> _EXERCISE_: Lines holding the string "name" are the ones to copy; find them all in the data.

____

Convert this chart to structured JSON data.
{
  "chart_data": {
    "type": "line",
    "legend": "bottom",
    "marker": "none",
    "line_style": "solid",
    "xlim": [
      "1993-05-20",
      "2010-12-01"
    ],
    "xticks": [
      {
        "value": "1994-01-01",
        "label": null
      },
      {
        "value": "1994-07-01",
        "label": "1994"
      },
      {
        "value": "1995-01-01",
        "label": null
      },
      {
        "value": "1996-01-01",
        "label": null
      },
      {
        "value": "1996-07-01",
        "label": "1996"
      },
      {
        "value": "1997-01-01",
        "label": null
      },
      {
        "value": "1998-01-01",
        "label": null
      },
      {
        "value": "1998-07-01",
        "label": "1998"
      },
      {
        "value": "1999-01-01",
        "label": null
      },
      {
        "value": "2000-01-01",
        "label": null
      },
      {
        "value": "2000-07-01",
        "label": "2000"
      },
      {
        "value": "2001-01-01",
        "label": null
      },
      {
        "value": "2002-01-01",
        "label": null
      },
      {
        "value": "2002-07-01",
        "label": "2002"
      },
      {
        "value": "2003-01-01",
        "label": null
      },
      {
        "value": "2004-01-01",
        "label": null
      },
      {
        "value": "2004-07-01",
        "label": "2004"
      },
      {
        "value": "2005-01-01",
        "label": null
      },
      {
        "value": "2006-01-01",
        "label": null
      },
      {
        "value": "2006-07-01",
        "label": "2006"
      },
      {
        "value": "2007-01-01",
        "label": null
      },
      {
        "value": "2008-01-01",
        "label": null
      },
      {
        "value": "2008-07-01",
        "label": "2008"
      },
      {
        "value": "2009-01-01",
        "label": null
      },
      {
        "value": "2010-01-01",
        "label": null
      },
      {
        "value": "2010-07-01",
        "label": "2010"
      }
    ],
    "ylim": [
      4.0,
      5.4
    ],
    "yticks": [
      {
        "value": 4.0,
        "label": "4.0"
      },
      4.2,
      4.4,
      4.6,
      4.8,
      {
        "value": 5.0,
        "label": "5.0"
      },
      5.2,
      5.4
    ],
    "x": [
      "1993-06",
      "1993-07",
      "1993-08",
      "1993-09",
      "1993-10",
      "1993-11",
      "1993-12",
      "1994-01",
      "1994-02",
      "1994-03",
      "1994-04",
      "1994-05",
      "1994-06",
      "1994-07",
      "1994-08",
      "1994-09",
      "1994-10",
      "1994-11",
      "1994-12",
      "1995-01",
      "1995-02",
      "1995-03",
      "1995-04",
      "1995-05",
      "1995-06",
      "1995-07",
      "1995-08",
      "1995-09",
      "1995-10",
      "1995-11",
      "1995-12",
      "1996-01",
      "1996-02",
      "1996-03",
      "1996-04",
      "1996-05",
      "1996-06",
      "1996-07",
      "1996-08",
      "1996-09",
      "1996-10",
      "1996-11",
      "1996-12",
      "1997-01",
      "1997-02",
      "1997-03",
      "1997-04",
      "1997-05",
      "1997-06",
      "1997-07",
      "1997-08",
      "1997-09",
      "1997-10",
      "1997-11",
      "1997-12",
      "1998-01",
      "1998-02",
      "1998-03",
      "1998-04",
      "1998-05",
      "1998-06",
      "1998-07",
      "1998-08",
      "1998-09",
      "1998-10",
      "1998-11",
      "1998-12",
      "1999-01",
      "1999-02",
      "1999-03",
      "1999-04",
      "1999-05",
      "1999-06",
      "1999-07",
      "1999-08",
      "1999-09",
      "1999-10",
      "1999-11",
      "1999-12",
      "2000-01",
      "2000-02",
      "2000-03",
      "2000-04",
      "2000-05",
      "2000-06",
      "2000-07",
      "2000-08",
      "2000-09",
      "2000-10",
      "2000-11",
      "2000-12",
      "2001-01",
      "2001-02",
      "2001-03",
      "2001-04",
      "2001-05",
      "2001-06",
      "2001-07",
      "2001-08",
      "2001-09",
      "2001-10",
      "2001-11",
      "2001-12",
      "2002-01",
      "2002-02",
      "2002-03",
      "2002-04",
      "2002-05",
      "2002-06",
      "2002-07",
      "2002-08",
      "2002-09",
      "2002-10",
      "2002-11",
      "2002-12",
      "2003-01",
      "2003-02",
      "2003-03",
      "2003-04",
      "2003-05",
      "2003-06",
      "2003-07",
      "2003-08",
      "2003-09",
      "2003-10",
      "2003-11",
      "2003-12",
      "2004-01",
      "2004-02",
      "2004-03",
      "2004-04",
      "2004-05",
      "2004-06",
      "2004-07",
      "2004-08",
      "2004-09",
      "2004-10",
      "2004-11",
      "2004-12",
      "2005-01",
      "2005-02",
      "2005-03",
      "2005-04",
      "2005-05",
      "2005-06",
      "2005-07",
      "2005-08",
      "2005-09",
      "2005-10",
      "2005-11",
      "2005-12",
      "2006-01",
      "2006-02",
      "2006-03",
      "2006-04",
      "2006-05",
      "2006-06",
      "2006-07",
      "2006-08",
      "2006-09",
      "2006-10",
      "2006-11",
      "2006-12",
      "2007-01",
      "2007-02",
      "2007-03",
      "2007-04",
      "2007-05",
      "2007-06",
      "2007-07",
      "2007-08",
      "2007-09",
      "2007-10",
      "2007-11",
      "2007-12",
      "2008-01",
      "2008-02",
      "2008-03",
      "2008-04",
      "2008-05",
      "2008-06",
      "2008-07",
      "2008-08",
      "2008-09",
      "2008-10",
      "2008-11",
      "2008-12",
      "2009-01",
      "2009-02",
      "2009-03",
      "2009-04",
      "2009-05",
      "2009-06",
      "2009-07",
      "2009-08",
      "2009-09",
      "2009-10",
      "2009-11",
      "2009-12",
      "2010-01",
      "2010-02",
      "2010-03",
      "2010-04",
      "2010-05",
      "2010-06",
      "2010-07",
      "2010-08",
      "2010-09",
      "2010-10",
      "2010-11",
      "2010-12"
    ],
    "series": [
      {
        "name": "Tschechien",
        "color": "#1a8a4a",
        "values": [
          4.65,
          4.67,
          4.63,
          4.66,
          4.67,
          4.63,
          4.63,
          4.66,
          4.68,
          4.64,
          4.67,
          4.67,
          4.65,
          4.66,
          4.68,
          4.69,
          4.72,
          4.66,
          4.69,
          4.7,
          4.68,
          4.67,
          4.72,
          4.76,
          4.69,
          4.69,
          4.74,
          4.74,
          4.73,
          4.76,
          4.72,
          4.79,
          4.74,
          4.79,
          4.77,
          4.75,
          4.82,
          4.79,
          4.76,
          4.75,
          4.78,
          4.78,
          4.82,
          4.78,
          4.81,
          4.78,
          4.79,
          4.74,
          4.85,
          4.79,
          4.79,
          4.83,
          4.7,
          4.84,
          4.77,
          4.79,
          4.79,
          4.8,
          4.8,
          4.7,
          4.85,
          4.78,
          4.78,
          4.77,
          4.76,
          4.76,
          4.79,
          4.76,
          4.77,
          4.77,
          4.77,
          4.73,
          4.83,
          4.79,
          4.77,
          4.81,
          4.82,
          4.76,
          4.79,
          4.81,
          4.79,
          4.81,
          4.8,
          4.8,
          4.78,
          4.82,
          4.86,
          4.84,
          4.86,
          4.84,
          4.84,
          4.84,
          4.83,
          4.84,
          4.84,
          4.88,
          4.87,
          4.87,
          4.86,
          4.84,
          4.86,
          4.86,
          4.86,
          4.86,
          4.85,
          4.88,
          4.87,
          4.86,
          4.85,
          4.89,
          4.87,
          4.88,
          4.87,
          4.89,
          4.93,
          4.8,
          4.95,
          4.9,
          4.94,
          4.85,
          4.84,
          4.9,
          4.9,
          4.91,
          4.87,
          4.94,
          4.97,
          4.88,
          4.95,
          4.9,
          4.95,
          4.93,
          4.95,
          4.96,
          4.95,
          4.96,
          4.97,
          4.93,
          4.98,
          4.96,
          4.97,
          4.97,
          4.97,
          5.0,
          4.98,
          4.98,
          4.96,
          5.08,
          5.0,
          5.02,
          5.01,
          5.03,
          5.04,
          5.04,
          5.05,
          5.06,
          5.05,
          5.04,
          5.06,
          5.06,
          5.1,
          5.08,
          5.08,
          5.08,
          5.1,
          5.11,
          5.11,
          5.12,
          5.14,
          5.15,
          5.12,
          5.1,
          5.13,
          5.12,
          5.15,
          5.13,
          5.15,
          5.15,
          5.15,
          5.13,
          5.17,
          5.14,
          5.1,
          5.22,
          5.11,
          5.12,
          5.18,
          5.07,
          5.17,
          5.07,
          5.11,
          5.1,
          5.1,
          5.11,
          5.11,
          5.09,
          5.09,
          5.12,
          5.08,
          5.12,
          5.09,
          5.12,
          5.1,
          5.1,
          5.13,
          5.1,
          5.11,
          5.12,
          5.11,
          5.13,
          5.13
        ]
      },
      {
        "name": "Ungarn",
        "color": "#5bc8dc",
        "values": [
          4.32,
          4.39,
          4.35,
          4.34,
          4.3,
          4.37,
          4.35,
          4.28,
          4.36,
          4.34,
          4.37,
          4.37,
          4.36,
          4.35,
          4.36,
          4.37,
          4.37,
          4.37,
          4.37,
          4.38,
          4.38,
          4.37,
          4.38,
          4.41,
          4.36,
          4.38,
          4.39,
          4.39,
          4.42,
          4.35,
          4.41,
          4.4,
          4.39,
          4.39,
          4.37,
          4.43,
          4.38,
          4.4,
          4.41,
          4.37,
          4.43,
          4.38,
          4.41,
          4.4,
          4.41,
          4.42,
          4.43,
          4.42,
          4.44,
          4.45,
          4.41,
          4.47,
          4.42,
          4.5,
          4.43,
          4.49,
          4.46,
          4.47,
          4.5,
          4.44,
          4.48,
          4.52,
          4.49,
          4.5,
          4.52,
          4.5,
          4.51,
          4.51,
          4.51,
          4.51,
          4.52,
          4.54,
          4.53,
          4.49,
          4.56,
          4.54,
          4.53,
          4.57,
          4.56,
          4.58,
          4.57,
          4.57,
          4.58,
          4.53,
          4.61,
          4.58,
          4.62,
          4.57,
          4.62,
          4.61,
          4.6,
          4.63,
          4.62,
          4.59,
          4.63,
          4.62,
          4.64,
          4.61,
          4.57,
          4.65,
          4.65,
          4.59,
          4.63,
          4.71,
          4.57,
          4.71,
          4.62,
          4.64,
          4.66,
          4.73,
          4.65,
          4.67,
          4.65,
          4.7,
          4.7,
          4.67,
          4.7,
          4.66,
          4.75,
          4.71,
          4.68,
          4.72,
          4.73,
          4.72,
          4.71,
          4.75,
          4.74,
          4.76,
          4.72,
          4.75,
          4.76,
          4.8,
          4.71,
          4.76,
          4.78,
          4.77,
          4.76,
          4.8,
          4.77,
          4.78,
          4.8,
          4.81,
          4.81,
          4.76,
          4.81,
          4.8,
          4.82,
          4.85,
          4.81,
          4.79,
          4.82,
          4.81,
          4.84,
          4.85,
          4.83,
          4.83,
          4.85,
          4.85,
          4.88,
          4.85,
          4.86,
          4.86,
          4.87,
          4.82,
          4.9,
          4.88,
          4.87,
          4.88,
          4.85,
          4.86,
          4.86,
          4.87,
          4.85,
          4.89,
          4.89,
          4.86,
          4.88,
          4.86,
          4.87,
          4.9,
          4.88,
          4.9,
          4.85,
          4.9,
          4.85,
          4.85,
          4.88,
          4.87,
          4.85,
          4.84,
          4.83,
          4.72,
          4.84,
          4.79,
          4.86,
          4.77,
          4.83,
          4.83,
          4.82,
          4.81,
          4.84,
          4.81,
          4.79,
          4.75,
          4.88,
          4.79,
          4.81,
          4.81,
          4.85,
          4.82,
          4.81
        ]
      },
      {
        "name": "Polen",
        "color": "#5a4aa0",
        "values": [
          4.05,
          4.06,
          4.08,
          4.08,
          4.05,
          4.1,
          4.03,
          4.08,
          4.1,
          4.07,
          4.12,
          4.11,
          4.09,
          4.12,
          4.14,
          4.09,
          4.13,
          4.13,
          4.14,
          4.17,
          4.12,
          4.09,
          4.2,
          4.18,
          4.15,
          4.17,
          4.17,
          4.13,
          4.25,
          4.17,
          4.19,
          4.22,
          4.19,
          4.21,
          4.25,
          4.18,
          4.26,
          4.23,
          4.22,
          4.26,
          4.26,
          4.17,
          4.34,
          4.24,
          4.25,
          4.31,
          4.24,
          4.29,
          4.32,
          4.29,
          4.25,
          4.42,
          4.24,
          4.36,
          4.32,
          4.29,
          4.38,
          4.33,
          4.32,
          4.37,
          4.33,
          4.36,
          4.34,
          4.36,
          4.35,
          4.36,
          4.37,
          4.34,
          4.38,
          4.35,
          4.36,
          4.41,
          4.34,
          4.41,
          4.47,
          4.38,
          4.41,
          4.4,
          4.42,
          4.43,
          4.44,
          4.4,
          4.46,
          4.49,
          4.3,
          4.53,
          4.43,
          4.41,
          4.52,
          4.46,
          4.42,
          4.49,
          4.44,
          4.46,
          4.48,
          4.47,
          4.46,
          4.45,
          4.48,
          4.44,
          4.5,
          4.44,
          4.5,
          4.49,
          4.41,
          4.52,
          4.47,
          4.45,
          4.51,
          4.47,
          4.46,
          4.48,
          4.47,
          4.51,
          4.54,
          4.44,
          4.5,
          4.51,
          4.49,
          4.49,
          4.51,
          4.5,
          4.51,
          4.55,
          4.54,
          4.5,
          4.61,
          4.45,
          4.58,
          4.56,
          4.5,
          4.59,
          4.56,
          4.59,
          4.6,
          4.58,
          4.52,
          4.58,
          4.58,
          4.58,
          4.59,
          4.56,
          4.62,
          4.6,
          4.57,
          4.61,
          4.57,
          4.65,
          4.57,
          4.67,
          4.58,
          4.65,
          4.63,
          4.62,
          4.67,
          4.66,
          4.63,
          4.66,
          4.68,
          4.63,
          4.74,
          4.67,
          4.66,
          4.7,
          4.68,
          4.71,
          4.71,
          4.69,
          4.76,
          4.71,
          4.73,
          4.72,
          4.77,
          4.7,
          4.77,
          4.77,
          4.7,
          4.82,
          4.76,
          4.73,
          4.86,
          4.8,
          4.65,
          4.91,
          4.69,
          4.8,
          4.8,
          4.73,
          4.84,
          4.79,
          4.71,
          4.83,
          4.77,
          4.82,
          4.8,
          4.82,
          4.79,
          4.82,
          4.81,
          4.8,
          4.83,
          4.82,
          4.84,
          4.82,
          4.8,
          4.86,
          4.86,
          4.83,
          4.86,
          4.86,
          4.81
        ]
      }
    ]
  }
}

____

> _ANSWER TO THE EXERCISE_:
        "name": "Tschechien",
        "name": "Ungarn",
        "name": "Polen",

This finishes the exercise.